- _Given task_: Every entry must be duplicated precisely as written.

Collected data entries
>>>

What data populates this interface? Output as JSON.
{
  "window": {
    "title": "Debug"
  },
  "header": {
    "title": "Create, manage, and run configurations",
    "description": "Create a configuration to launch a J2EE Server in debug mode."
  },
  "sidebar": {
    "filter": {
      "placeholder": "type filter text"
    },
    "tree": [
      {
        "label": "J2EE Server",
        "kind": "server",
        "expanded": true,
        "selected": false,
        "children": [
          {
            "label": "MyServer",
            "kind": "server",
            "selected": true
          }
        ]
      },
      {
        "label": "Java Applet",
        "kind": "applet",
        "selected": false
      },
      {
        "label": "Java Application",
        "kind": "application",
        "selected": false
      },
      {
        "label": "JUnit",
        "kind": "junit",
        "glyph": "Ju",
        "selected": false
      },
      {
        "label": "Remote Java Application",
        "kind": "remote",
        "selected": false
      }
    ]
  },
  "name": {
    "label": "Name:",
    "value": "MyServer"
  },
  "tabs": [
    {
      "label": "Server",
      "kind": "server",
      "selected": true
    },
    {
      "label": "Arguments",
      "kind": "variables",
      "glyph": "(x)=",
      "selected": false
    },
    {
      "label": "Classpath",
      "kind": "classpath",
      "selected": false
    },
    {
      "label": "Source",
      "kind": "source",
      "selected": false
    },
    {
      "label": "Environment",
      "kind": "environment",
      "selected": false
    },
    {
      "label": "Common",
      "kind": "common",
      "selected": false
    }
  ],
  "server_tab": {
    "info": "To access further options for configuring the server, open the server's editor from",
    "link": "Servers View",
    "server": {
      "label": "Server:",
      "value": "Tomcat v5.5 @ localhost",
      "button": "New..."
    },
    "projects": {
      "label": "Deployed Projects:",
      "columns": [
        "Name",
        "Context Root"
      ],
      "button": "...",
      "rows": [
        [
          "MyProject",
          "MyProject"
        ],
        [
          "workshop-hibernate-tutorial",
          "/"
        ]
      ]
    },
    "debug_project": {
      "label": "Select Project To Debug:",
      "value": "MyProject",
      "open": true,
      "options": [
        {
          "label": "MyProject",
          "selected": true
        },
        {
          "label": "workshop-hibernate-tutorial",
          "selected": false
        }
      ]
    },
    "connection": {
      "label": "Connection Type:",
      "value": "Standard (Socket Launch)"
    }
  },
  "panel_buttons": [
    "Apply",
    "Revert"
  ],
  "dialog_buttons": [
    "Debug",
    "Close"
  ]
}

<<<

- _Exercise answer_:
What data populates this interface? Output as JSON.
{
  "window": {
    "title": "Debug"
  },
  "header": {
    "title": "Create, manage, and run configurations",
    "description": "Create a configuration to launch a J2EE Server in debug mode."
  },
  "sidebar": {
    "filter": {
      "placeholder": "type filter text"
    },
    "tree": [
      {
        "label": "J2EE Server",
        "kind": "server",
        "expanded": true,
        "selected": false,
        "children": [
          {
            "label": "MyServer",
            "kind": "server",
            "selected": true
          }
        ]
      },
      {
        "label": "Java Applet",
        "kind": "applet",
        "selected": false
      },
      {
        "label": "Java Application",
        "kind": "application",
        "selected": false
      },
      {
        "label": "JUnit",
        "kind": "junit",
        "glyph": "Ju",
        "selected": false
      },
      {
        "label": "Remote Java Application",
        "kind": "remote",
        "selected": false
      }
    ]
  },
  "name": {
    "label": "Name:",
    "value": "MyServer"
  },
  "tabs": [
    {
      "label": "Server",
      "kind": "server",
      "selected": true
    },
    {
      "label": "Arguments",
      "kind": "variables",
      "glyph": "(x)=",
      "selected": false
    },
    {
      "label": "Classpath",
      "kind": "classpath",
      "selected": false
    },
    {
      "label": "Source",
      "kind": "source",
      "selected": false
    },
    {
      "label": "Environment",
      "kind": "environment",
      "selected": false
    },
    {
      "label": "Common",
      "kind": "common",
      "selected": false
    }
  ],
  "server_tab": {
    "info": "To access further options for configuring the server, open the server's editor from",
    "link": "Servers View",
    "server": {
      "label": "Server:",
      "value": "Tomcat v5.5 @ localhost",
      "button": "New..."
    },
    "projects": {
      "label": "Deployed Projects:",
      "columns": [
        "Name",
        "Context Root"
      ],
      "button": "...",
      "rows": [
        [
          "MyProject",
          "MyProject"
        ],
        [
          "workshop-hibernate-tutorial",
          "/"
        ]
      ]
    },
    "debug_project": {
      "label": "Select Project To Debug:",
      "value": "MyProject",
      "open": true,
      "options": [
        {
          "label": "MyProject",
          "selected": true
        },
        {
          "label": "workshop-hibernate-tutorial",
          "selected": false
        }
      ]
    },
    "connection": {
      "label": "Connection Type:",
      "value": "Standard (Socket Launch)"
    }
  },
  "panel_buttons": [
    "Apply",
    "Revert"
  ],
  "dialog_buttons": [
    "Debug",
    "Close"
  ]
}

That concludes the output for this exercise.